## Start Material for the task

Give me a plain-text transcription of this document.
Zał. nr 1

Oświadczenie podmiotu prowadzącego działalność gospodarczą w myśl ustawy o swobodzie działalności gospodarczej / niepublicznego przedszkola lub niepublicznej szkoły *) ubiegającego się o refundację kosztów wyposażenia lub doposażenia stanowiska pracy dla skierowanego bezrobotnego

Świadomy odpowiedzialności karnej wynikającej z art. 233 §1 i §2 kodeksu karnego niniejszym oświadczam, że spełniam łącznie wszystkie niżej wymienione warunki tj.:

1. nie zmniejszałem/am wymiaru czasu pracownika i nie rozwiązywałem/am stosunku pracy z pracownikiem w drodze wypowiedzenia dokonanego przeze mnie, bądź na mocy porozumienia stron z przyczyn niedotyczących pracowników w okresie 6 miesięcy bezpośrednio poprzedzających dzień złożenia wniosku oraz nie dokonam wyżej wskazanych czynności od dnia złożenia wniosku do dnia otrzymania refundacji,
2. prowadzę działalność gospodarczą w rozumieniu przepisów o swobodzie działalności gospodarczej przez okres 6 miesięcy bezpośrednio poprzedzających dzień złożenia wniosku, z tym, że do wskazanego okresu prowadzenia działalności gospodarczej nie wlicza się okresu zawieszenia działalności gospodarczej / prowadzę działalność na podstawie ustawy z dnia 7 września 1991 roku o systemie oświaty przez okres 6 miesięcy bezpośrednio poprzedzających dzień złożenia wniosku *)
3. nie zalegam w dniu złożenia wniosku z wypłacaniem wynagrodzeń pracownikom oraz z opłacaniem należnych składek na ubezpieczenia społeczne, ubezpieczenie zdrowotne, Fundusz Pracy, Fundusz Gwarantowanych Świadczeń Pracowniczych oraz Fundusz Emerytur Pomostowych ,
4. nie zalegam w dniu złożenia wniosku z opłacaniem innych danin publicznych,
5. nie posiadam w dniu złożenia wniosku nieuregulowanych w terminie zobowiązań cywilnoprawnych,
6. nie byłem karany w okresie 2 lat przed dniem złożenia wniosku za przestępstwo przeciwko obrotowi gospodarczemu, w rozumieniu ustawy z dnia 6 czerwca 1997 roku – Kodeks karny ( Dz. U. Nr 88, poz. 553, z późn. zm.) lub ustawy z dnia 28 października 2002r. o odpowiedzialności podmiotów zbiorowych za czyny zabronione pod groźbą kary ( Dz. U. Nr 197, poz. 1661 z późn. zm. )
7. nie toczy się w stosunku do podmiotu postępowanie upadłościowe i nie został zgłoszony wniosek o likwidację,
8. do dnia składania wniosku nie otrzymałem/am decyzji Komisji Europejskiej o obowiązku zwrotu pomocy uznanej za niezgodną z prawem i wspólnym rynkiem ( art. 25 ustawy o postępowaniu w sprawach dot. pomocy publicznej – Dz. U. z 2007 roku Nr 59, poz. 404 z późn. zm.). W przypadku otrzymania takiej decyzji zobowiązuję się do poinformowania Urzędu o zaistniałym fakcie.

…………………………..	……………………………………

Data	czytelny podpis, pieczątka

## End Material for the task

▶ What is asked:
Repeat the preceding lines exactly, please, every one of them.

▶ Problem solution:
Give me a plain-text transcription of this document.
Zał. nr 1

Oświadczenie podmiotu prowadzącego działalność gospodarczą w myśl ustawy o swobodzie działalności gospodarczej / niepublicznego przedszkola lub niepublicznej szkoły *) ubiegającego się o refundację kosztów wyposażenia lub doposażenia stanowiska pracy dla skierowanego bezrobotnego

Świadomy odpowiedzialności karnej wynikającej z art. 233 §1 i §2 kodeksu karnego niniejszym oświadczam, że spełniam łącznie wszystkie niżej wymienione warunki tj.:

1. nie zmniejszałem/am wymiaru czasu pracownika i nie rozwiązywałem/am stosunku pracy z pracownikiem w drodze wypowiedzenia dokonanego przeze mnie, bądź na mocy porozumienia stron z przyczyn niedotyczących pracowników w okresie 6 miesięcy bezpośrednio poprzedzających dzień złożenia wniosku oraz nie dokonam wyżej wskazanych czynności od dnia złożenia wniosku do dnia otrzymania refundacji,
2. prowadzę działalność gospodarczą w rozumieniu przepisów o swobodzie działalności gospodarczej przez okres 6 miesięcy bezpośrednio poprzedzających dzień złożenia wniosku, z tym, że do wskazanego okresu prowadzenia działalności gospodarczej nie wlicza się okresu zawieszenia działalności gospodarczej / prowadzę działalność na podstawie ustawy z dnia 7 września 1991 roku o systemie oświaty przez okres 6 miesięcy bezpośrednio poprzedzających dzień złożenia wniosku *)
3. nie zalegam w dniu złożenia wniosku z wypłacaniem wynagrodzeń pracownikom oraz z opłacaniem należnych składek na ubezpieczenia społeczne, ubezpieczenie zdrowotne, Fundusz Pracy, Fundusz Gwarantowanych Świadczeń Pracowniczych oraz Fundusz Emerytur Pomostowych ,
4. nie zalegam w dniu złożenia wniosku z opłacaniem innych danin publicznych,
5. nie posiadam w dniu złożenia wniosku nieuregulowanych w terminie zobowiązań cywilnoprawnych,
6. nie byłem karany w okresie 2 lat przed dniem złożenia wniosku za przestępstwo przeciwko obrotowi gospodarczemu, w rozumieniu ustawy z dnia 6 czerwca 1997 roku – Kodeks karny ( Dz. U. Nr 88, poz. 553, z późn. zm.) lub ustawy z dnia 28 października 2002r. o odpowiedzialności podmiotów zbiorowych za czyny zabronione pod groźbą kary ( Dz. U. Nr 197, poz. 1661 z późn. zm. )
7. nie toczy się w stosunku do podmiotu postępowanie upadłościowe i nie został zgłoszony wniosek o likwidację,
8. do dnia składania wniosku nie otrzymałem/am decyzji Komisji Europejskiej o obowiązku zwrotu pomocy uznanej za niezgodną z prawem i wspólnym rynkiem ( art. 25 ustawy o postępowaniu w sprawach dot. pomocy publicznej – Dz. U. z 2007 roku Nr 59, poz. 404 z późn. zm.). W przypadku otrzymania takiej decyzji zobowiązuję się do poinformowania Urzędu o zaistniałym fakcie.

…………………………..	……………………………………

Data	czytelny podpis, pieczątka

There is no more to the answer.